(Dataset items)
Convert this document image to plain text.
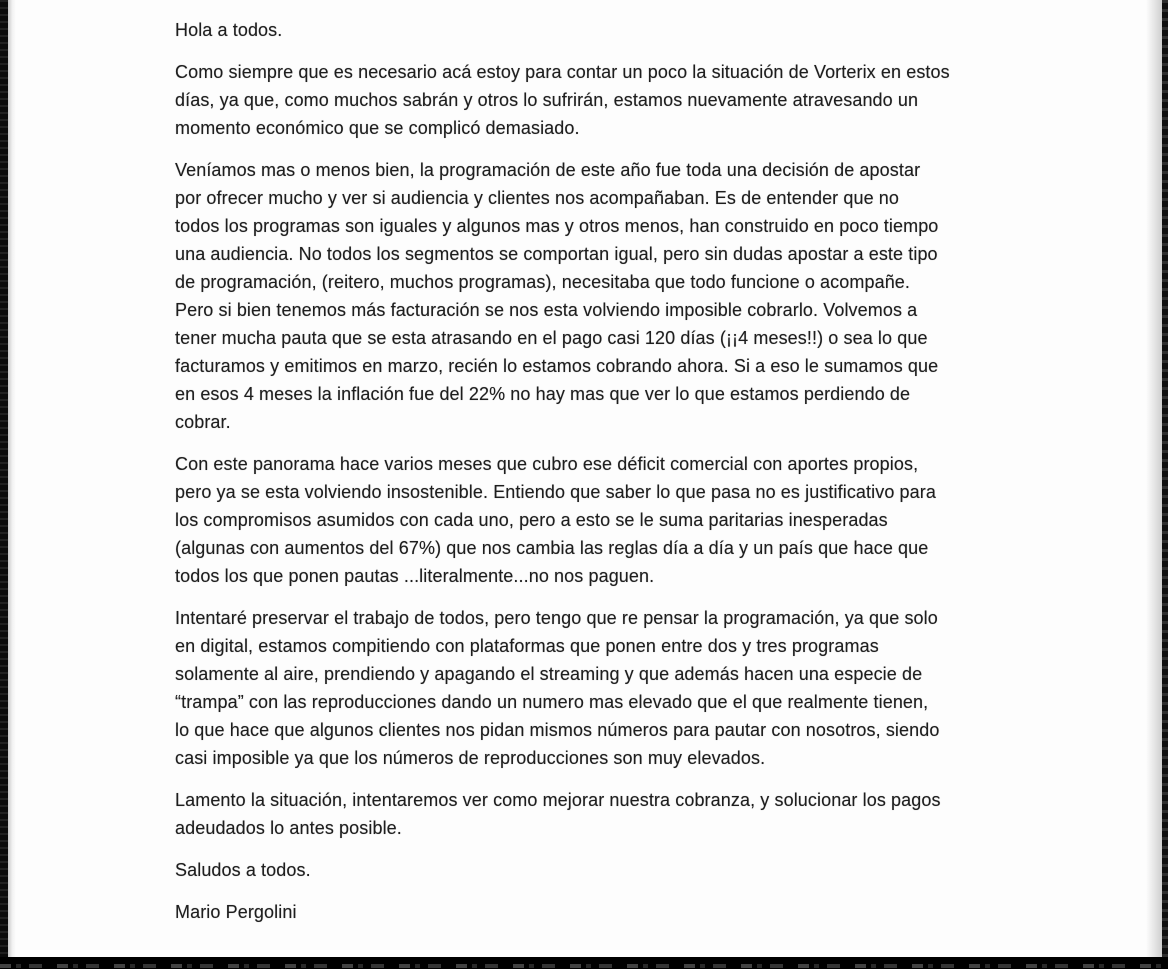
Hola a todos.

Como siempre que es necesario acá estoy para contar un poco la situación de Vorterix en estos
días, ya que, como muchos sabrán y otros lo sufrirán, estamos nuevamente atravesando un
momento económico que se complicó demasiado.

Veníamos mas o menos bien, la programación de este año fue toda una decisión de apostar
por ofrecer mucho y ver si audiencia y clientes nos acompañaban. Es de entender que no
todos los programas son iguales y algunos mas y otros menos, han construido en poco tiempo
una audiencia. No todos los segmentos se comportan igual, pero sin dudas apostar a este tipo
de programación, (reitero, muchos programas), necesitaba que todo funcione o acompañe.
Pero si bien tenemos más facturación se nos esta volviendo imposible cobrarlo. Volvemos a
tener mucha pauta que se esta atrasando en el pago casi 120 días (¡¡4 meses!!) o sea lo que
facturamos y emitimos en marzo, recién lo estamos cobrando ahora. Si a eso le sumamos que
en esos 4 meses la inflación fue del 22% no hay mas que ver lo que estamos perdiendo de
cobrar.

Con este panorama hace varios meses que cubro ese déficit comercial con aportes propios,
pero ya se esta volviendo insostenible. Entiendo que saber lo que pasa no es justificativo para
los compromisos asumidos con cada uno, pero a esto se le suma paritarias inesperadas
(algunas con aumentos del 67%) que nos cambia las reglas día a día y un país que hace que
todos los que ponen pautas ...literalmente...no nos paguen.

Intentaré preservar el trabajo de todos, pero tengo que re pensar la programación, ya que solo
en digital, estamos compitiendo con plataformas que ponen entre dos y tres programas
solamente al aire, prendiendo y apagando el streaming y que además hacen una especie de
“trampa” con las reproducciones dando un numero mas elevado que el que realmente tienen,
lo que hace que algunos clientes nos pidan mismos números para pautar con nosotros, siendo
casi imposible ya que los números de reproducciones son muy elevados.

Lamento la situación, intentaremos ver como mejorar nuestra cobranza, y solucionar los pagos
adeudados lo antes posible.

Saludos a todos.

Mario Pergolini
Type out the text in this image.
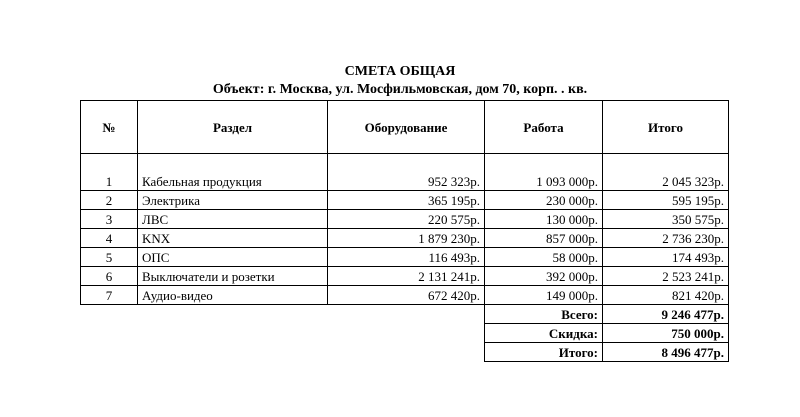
СМЕТА ОБЩАЯ
Объект: г. Москва, ул. Мосфильмовская, дом 70, корп. . кв.
№	Раздел	Оборудование	Работа	Итого

1	Кабельная продукция	952 323р.	1 093 000р.	2 045 323р.
2	Электрика	365 195р.	230 000р.	595 195р.
3	ЛВС	220 575р.	130 000р.	350 575р.
4	KNX	1 879 230р.	857 000р.	2 736 230р.
5	ОПС	116 493р.	58 000р.	174 493р.
6	Выключатели и розетки	2 131 241р.	392 000р.	2 523 241р.
7	Аудио-видео	672 420р.	149 000р.	821 420р.
			Всего:	9 246 477р.
			Скидка:	750 000р.
			Итого:	8 496 477р.
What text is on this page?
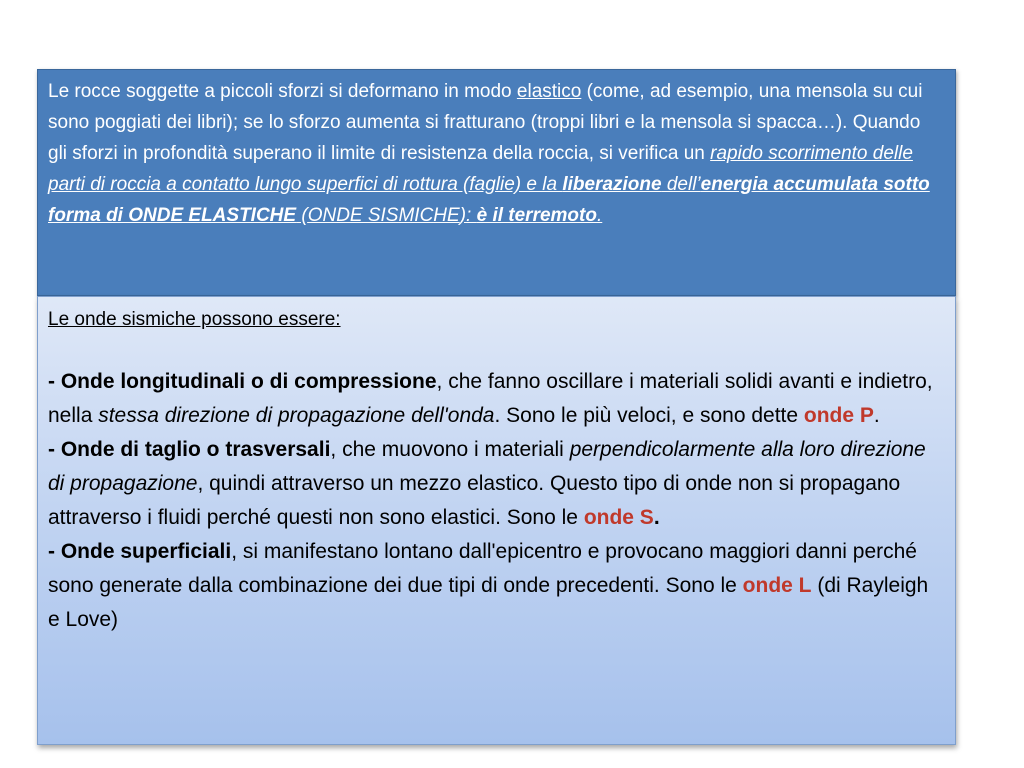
Le rocce soggette a piccoli sforzi si deformano in modo elastico (come, ad esempio, una mensola su cui sono poggiati dei libri); se lo sforzo aumenta si fratturano (troppi libri e la mensola si spacca…). Quando gli sforzi in profondità superano il limite di resistenza della roccia, si verifica un rapido scorrimento delle parti di roccia a contatto lungo superfici di rottura (faglie) e la liberazione dell’energia accumulata sotto forma di ONDE ELASTICHE (ONDE SISMICHE): è il terremoto.
Le onde sismiche possono essere:

- Onde longitudinali o di compressione, che fanno oscillare i materiali solidi avanti e indietro, nella stessa direzione di propagazione dell'onda. Sono le più veloci, e sono dette onde P.

- Onde di taglio o trasversali, che muovono i materiali perpendicolarmente alla loro direzione di propagazione, quindi attraverso un mezzo elastico. Questo tipo di onde non si propagano attraverso i fluidi perché questi non sono elastici. Sono le onde S.

- Onde superficiali, si manifestano lontano dall'epicentro e provocano maggiori danni perché sono generate dalla combinazione dei due tipi di onde precedenti. Sono le onde L (di Rayleigh e Love)
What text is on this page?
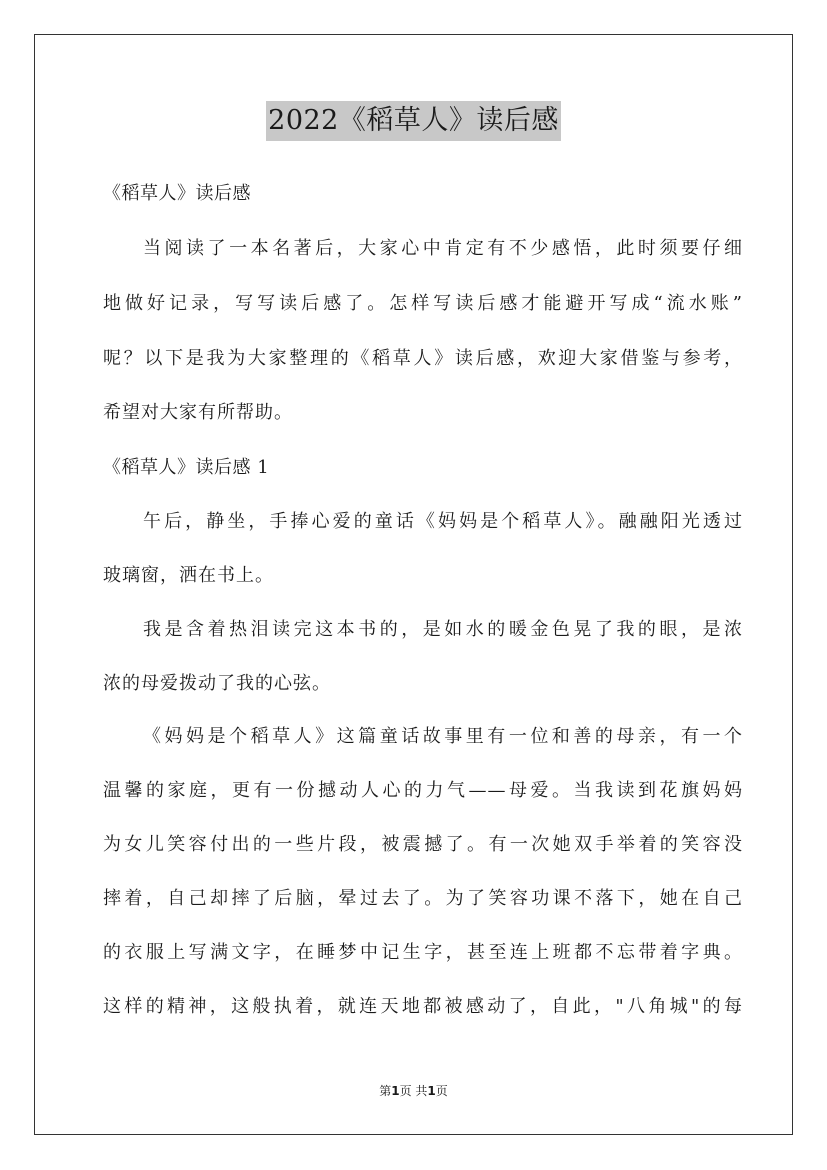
2022《稻草人》读后感
《稻草人》读后感
当阅读了一本名著后，大家心中肯定有不少感悟，此时须要仔细
地做好记录，写写读后感了。怎样写读后感才能避开写成“流水账”
呢？以下是我为大家整理的《稻草人》读后感，欢迎大家借鉴与参考，
希望对大家有所帮助。
《稻草人》读后感 1
午后，静坐，手捧心爱的童话《妈妈是个稻草人》。融融阳光透过
玻璃窗，洒在书上。
我是含着热泪读完这本书的，是如水的暖金色晃了我的眼，是浓
浓的母爱拨动了我的心弦。
《妈妈是个稻草人》这篇童话故事里有一位和善的母亲，有一个
温馨的家庭，更有一份撼动人心的力气——母爱。当我读到花旗妈妈
为女儿笑容付出的一些片段，被震撼了。有一次她双手举着的笑容没
摔着，自己却摔了后脑，晕过去了。为了笑容功课不落下，她在自己
的衣服上写满文字，在睡梦中记生字，甚至连上班都不忘带着字典。
这样的精神，这般执着，就连天地都被感动了，自此，"八角城"的每
第1页 共1页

WHAT THE EXERCISE ASKS |
Without the pictures, write out all of the material exactly.

COMPLETED TASK |
Convert this document image to plain text.
Hola a todos.

Como siempre que es necesario acá estoy para contar un poco la situación de Vorterix en estos
días, ya que, como muchos sabrán y otros lo sufrirán, estamos nuevamente atravesando un
momento económico que se complicó demasiado.

Veníamos mas o menos bien, la programación de este año fue toda una decisión de apostar
por ofrecer mucho y ver si audiencia y clientes nos acompañaban. Es de entender que no
todos los programas son iguales y algunos mas y otros menos, han construido en poco tiempo
una audiencia. No todos los segmentos se comportan igual, pero sin dudas apostar a este tipo
de programación, (reitero, muchos programas), necesitaba que todo funcione o acompañe.
Pero si bien tenemos más facturación se nos esta volviendo imposible cobrarlo. Volvemos a
tener mucha pauta que se esta atrasando en el pago casi 120 días (¡¡4 meses!!) o sea lo que
facturamos y emitimos en marzo, recién lo estamos cobrando ahora. Si a eso le sumamos que
en esos 4 meses la inflación fue del 22% no hay mas que ver lo que estamos perdiendo de
cobrar.

Con este panorama hace varios meses que cubro ese déficit comercial con aportes propios,
pero ya se esta volviendo insostenible. Entiendo que saber lo que pasa no es justificativo para
los compromisos asumidos con cada uno, pero a esto se le suma paritarias inesperadas
(algunas con aumentos del 67%) que nos cambia las reglas día a día y un país que hace que
todos los que ponen pautas ...literalmente...no nos paguen.

Intentaré preservar el trabajo de todos, pero tengo que re pensar la programación, ya que solo
en digital, estamos compitiendo con plataformas que ponen entre dos y tres programas
solamente al aire, prendiendo y apagando el streaming y que además hacen una especie de
“trampa” con las reproducciones dando un numero mas elevado que el que realmente tienen,
lo que hace que algunos clientes nos pidan mismos números para pautar con nosotros, siendo
casi imposible ya que los números de reproducciones son muy elevados.

Lamento la situación, intentaremos ver como mejorar nuestra cobranza, y solucionar los pagos
adeudados lo antes posible.

Saludos a todos.

Mario Pergolini
Type out the text in this image.
СМЕТА ОБЩАЯ
Объект: г. Москва, ул. Мосфильмовская, дом 70, корп. . кв.
№	Раздел	Оборудование	Работа	Итого

1	Кабельная продукция	952 323р.	1 093 000р.	2 045 323р.
2	Электрика	365 195р.	230 000р.	595 195р.
3	ЛВС	220 575р.	130 000р.	350 575р.
4	KNX	1 879 230р.	857 000р.	2 736 230р.
5	ОПС	116 493р.	58 000р.	174 493р.
6	Выключатели и розетки	2 131 241р.	392 000р.	2 523 241р.
7	Аудио-видео	672 420р.	149 000р.	821 420р.
			Всего:	9 246 477р.
			Скидка:	750 000р.
			Итого:	8 496 477р.
What text is on this page?
Le rocce soggette a piccoli sforzi si deformano in modo elastico (come, ad esempio, una mensola su cui sono poggiati dei libri); se lo sforzo aumenta si fratturano (troppi libri e la mensola si spacca…). Quando gli sforzi in profondità superano il limite di resistenza della roccia, si verifica un rapido scorrimento delle parti di roccia a contatto lungo superfici di rottura (faglie) e la liberazione dell’energia accumulata sotto forma di ONDE ELASTICHE (ONDE SISMICHE): è il terremoto.
Le onde sismiche possono essere:

- Onde longitudinali o di compressione, che fanno oscillare i materiali solidi avanti e indietro, nella stessa direzione di propagazione dell'onda. Sono le più veloci, e sono dette onde P.

- Onde di taglio o trasversali, che muovono i materiali perpendicolarmente alla loro direzione di propagazione, quindi attraverso un mezzo elastico. Questo tipo di onde non si propagano attraverso i fluidi perché questi non sono elastici. Sono le onde S.

- Onde superficiali, si manifestano lontano dall'epicentro e provocano maggiori danni perché sono generate dalla combinazione dei due tipi di onde precedenti. Sono le onde L (di Rayleigh e Love)
What text is on this page?
2022《稻草人》读后感
《稻草人》读后感
当阅读了一本名著后，大家心中肯定有不少感悟，此时须要仔细
地做好记录，写写读后感了。怎样写读后感才能避开写成“流水账”
呢？以下是我为大家整理的《稻草人》读后感，欢迎大家借鉴与参考，
希望对大家有所帮助。
《稻草人》读后感 1
午后，静坐，手捧心爱的童话《妈妈是个稻草人》。融融阳光透过
玻璃窗，洒在书上。
我是含着热泪读完这本书的，是如水的暖金色晃了我的眼，是浓
浓的母爱拨动了我的心弦。
《妈妈是个稻草人》这篇童话故事里有一位和善的母亲，有一个
温馨的家庭，更有一份撼动人心的力气——母爱。当我读到花旗妈妈
为女儿笑容付出的一些片段，被震撼了。有一次她双手举着的笑容没
摔着，自己却摔了后脑，晕过去了。为了笑容功课不落下，她在自己
的衣服上写满文字，在睡梦中记生字，甚至连上班都不忘带着字典。
这样的精神，这般执着，就连天地都被感动了，自此，"八角城"的每
第1页 共1页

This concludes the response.